Data listing:
╭──
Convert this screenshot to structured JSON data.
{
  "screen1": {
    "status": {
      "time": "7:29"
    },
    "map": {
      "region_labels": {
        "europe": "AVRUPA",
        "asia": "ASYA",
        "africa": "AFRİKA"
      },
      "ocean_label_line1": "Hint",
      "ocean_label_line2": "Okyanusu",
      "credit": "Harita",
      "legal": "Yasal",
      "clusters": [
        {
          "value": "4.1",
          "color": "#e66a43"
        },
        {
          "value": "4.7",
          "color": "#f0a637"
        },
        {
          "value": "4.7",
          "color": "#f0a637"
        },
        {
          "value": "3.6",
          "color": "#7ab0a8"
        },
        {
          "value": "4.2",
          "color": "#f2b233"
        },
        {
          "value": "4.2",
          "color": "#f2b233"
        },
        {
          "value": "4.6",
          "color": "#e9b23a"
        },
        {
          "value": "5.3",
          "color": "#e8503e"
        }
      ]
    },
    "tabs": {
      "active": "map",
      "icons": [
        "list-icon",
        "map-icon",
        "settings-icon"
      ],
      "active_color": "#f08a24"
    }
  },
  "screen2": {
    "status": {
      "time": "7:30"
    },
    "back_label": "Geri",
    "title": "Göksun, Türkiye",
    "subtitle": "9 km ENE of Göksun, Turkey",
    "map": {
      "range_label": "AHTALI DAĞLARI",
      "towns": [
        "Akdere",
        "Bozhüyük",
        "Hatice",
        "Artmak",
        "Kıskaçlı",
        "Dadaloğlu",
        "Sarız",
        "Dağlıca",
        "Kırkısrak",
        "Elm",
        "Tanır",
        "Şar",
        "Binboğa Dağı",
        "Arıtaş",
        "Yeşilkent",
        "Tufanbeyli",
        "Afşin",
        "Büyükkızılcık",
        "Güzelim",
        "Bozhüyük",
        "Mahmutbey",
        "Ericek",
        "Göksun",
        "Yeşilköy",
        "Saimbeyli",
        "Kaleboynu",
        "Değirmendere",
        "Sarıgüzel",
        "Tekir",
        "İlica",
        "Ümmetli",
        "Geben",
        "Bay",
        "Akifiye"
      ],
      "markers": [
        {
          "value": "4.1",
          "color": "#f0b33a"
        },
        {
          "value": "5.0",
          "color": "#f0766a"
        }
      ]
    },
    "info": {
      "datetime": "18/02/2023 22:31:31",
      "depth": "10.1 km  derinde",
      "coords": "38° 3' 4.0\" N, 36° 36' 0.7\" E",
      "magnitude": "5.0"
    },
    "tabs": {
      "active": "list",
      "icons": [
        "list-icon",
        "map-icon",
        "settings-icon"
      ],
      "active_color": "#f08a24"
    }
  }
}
╰──
Required task: All of the records must be retyped exactly as they are.

Finished answer:
Convert this screenshot to structured JSON data.
{
  "screen1": {
    "status": {
      "time": "7:29"
    },
    "map": {
      "region_labels": {
        "europe": "AVRUPA",
        "asia": "ASYA",
        "africa": "AFRİKA"
      },
      "ocean_label_line1": "Hint",
      "ocean_label_line2": "Okyanusu",
      "credit": "Harita",
      "legal": "Yasal",
      "clusters": [
        {
          "value": "4.1",
          "color": "#e66a43"
        },
        {
          "value": "4.7",
          "color": "#f0a637"
        },
        {
          "value": "4.7",
          "color": "#f0a637"
        },
        {
          "value": "3.6",
          "color": "#7ab0a8"
        },
        {
          "value": "4.2",
          "color": "#f2b233"
        },
        {
          "value": "4.2",
          "color": "#f2b233"
        },
        {
          "value": "4.6",
          "color": "#e9b23a"
        },
        {
          "value": "5.3",
          "color": "#e8503e"
        }
      ]
    },
    "tabs": {
      "active": "map",
      "icons": [
        "list-icon",
        "map-icon",
        "settings-icon"
      ],
      "active_color": "#f08a24"
    }
  },
  "screen2": {
    "status": {
      "time": "7:30"
    },
    "back_label": "Geri",
    "title": "Göksun, Türkiye",
    "subtitle": "9 km ENE of Göksun, Turkey",
    "map": {
      "range_label": "AHTALI DAĞLARI",
      "towns": [
        "Akdere",
        "Bozhüyük",
        "Hatice",
        "Artmak",
        "Kıskaçlı",
        "Dadaloğlu",
        "Sarız",
        "Dağlıca",
        "Kırkısrak",
        "Elm",
        "Tanır",
        "Şar",
        "Binboğa Dağı",
        "Arıtaş",
        "Yeşilkent",
        "Tufanbeyli",
        "Afşin",
        "Büyükkızılcık",
        "Güzelim",
        "Bozhüyük",
        "Mahmutbey",
        "Ericek",
        "Göksun",
        "Yeşilköy",
        "Saimbeyli",
        "Kaleboynu",
        "Değirmendere",
        "Sarıgüzel",
        "Tekir",
        "İlica",
        "Ümmetli",
        "Geben",
        "Bay",
        "Akifiye"
      ],
      "markers": [
        {
          "value": "4.1",
          "color": "#f0b33a"
        },
        {
          "value": "5.0",
          "color": "#f0766a"
        }
      ]
    },
    "info": {
      "datetime": "18/02/2023 22:31:31",
      "depth": "10.1 km  derinde",
      "coords": "38° 3' 4.0\" N, 36° 36' 0.7\" E",
      "magnitude": "5.0"
    },
    "tabs": {
      "active": "list",
      "icons": [
        "list-icon",
        "map-icon",
        "settings-icon"
      ],
      "active_color": "#f08a24"
    }
  }
}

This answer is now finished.